Reproduce every one of the entries below line for line, without changing anything, and omit the pictures from your copy.

──────── Records supplied ────────

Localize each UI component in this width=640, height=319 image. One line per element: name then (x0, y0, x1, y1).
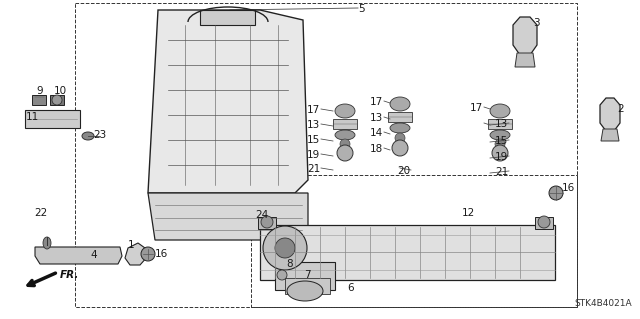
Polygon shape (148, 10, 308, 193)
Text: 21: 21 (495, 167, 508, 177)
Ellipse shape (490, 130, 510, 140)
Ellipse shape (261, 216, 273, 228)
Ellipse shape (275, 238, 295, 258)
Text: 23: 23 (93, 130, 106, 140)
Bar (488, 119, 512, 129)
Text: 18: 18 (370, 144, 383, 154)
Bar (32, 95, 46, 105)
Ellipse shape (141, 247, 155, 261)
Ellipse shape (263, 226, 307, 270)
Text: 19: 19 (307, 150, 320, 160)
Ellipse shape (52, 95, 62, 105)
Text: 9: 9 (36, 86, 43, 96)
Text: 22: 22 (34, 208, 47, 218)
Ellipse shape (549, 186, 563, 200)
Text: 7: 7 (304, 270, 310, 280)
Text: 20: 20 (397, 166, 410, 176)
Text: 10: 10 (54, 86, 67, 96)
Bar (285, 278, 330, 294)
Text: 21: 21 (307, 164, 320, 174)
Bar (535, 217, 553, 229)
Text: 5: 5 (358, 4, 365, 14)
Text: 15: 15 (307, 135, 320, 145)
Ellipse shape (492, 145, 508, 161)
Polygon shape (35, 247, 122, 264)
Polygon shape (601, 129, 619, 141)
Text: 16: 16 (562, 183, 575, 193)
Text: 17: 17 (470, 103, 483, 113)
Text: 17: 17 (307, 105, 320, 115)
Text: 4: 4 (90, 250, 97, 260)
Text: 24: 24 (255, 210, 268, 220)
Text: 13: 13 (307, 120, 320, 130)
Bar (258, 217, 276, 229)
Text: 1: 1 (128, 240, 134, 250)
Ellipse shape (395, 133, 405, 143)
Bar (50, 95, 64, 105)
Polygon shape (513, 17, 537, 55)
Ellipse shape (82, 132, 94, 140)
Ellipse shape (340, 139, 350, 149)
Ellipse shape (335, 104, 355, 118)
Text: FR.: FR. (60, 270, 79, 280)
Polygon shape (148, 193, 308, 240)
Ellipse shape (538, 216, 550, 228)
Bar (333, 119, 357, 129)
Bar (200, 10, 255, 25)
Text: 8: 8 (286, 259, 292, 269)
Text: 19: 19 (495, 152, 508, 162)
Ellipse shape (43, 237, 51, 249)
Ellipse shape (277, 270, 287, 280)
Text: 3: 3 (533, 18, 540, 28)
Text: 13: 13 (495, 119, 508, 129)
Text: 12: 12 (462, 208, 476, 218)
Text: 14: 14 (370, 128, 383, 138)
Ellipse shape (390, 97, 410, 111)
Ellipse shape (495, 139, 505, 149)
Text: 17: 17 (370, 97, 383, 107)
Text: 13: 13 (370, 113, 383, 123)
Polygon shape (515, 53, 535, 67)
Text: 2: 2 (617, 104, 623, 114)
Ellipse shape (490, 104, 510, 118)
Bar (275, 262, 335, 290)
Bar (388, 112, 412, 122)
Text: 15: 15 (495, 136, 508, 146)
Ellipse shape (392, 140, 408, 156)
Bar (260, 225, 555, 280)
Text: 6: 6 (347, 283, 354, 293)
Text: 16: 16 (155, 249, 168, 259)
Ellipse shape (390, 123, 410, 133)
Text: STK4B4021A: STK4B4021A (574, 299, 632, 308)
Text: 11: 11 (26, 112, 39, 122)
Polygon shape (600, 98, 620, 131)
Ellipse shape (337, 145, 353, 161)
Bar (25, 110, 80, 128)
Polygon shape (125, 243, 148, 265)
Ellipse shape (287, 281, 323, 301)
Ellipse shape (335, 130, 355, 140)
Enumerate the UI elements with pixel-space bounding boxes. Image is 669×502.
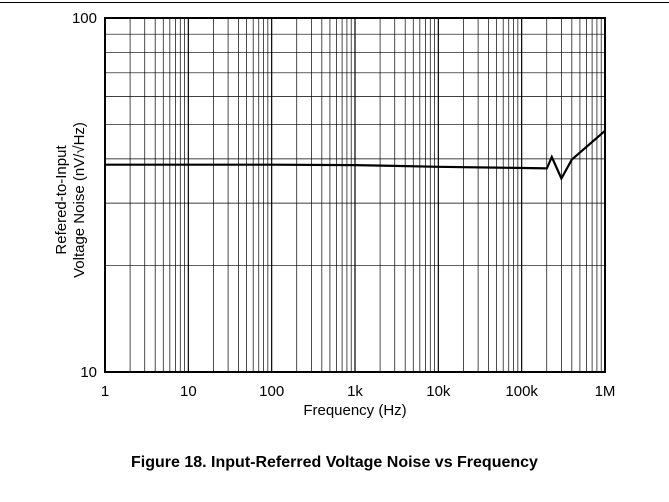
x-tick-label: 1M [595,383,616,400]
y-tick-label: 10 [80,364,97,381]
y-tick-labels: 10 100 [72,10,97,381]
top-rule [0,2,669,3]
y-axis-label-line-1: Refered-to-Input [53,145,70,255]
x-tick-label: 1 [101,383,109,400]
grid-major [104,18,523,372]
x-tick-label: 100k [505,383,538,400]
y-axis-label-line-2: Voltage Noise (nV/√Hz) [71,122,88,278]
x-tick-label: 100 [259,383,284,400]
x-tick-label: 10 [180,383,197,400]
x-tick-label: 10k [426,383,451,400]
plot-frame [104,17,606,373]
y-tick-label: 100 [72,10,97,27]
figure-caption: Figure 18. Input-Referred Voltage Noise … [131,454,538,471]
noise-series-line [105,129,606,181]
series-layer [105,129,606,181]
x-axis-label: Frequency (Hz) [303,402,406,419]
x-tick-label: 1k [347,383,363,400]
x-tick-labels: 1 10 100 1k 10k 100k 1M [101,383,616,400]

────────

• [Answer to this problem]:
Localize each UI component in this width=640, height=319 image. One line per element: name then (x0, y0, x1, y1).
Polygon shape (148, 10, 308, 193)
Text: 21: 21 (495, 167, 508, 177)
Ellipse shape (490, 130, 510, 140)
Ellipse shape (261, 216, 273, 228)
Ellipse shape (275, 238, 295, 258)
Text: 23: 23 (93, 130, 106, 140)
Bar (488, 119, 512, 129)
Text: 18: 18 (370, 144, 383, 154)
Bar (32, 95, 46, 105)
Ellipse shape (141, 247, 155, 261)
Ellipse shape (263, 226, 307, 270)
Text: 19: 19 (307, 150, 320, 160)
Ellipse shape (52, 95, 62, 105)
Text: 9: 9 (36, 86, 43, 96)
Text: 22: 22 (34, 208, 47, 218)
Ellipse shape (549, 186, 563, 200)
Text: 7: 7 (304, 270, 310, 280)
Text: 20: 20 (397, 166, 410, 176)
Text: 10: 10 (54, 86, 67, 96)
Bar (285, 278, 330, 294)
Text: 21: 21 (307, 164, 320, 174)
Bar (535, 217, 553, 229)
Text: 5: 5 (358, 4, 365, 14)
Text: 15: 15 (307, 135, 320, 145)
Ellipse shape (492, 145, 508, 161)
Polygon shape (35, 247, 122, 264)
Polygon shape (601, 129, 619, 141)
Text: 16: 16 (562, 183, 575, 193)
Text: 17: 17 (470, 103, 483, 113)
Text: 17: 17 (307, 105, 320, 115)
Text: 4: 4 (90, 250, 97, 260)
Text: 24: 24 (255, 210, 268, 220)
Text: 13: 13 (307, 120, 320, 130)
Bar (258, 217, 276, 229)
Text: 1: 1 (128, 240, 134, 250)
Ellipse shape (395, 133, 405, 143)
Bar (50, 95, 64, 105)
Polygon shape (513, 17, 537, 55)
Ellipse shape (82, 132, 94, 140)
Ellipse shape (340, 139, 350, 149)
Ellipse shape (335, 104, 355, 118)
Text: FR.: FR. (60, 270, 79, 280)
Polygon shape (148, 193, 308, 240)
Ellipse shape (538, 216, 550, 228)
Bar (333, 119, 357, 129)
Bar (200, 10, 255, 25)
Text: 8: 8 (286, 259, 292, 269)
Text: 19: 19 (495, 152, 508, 162)
Ellipse shape (43, 237, 51, 249)
Ellipse shape (277, 270, 287, 280)
Text: 3: 3 (533, 18, 540, 28)
Text: 13: 13 (495, 119, 508, 129)
Text: 12: 12 (462, 208, 476, 218)
Text: 14: 14 (370, 128, 383, 138)
Ellipse shape (390, 97, 410, 111)
Ellipse shape (495, 139, 505, 149)
Text: 17: 17 (370, 97, 383, 107)
Text: 13: 13 (370, 113, 383, 123)
Polygon shape (515, 53, 535, 67)
Text: 2: 2 (617, 104, 623, 114)
Ellipse shape (490, 104, 510, 118)
Bar (275, 262, 335, 290)
Bar (388, 112, 412, 122)
Text: 15: 15 (495, 136, 508, 146)
Ellipse shape (392, 140, 408, 156)
Bar (260, 225, 555, 280)
Text: 6: 6 (347, 283, 354, 293)
Text: 16: 16 (155, 249, 168, 259)
Ellipse shape (390, 123, 410, 133)
Text: STK4B4021A: STK4B4021A (574, 299, 632, 308)
Text: 11: 11 (26, 112, 39, 122)
Polygon shape (600, 98, 620, 131)
Ellipse shape (337, 145, 353, 161)
Bar (25, 110, 80, 128)
Polygon shape (125, 243, 148, 265)
Ellipse shape (287, 281, 323, 301)
Ellipse shape (335, 130, 355, 140)
Enumerate the UI elements with pixel-space bounding boxes. Image is 669×502.
x-tick-label: 1M [595,383,616,400]
y-tick-label: 10 [80,364,97,381]
y-tick-labels: 10 100 [72,10,97,381]
top-rule [0,2,669,3]
y-axis-label-line-1: Refered-to-Input [53,145,70,255]
x-tick-label: 1 [101,383,109,400]
grid-major [104,18,523,372]
x-tick-label: 100k [505,383,538,400]
y-axis-label-line-2: Voltage Noise (nV/√Hz) [71,122,88,278]
x-tick-label: 100 [259,383,284,400]
x-tick-label: 10 [180,383,197,400]
x-tick-label: 10k [426,383,451,400]
plot-frame [104,17,606,373]
y-tick-label: 100 [72,10,97,27]
figure-caption: Figure 18. Input-Referred Voltage Noise … [131,454,538,471]
noise-series-line [105,129,606,181]
series-layer [105,129,606,181]
x-axis-label: Frequency (Hz) [303,402,406,419]
x-tick-label: 1k [347,383,363,400]
x-tick-labels: 1 10 100 1k 10k 100k 1M [101,383,616,400]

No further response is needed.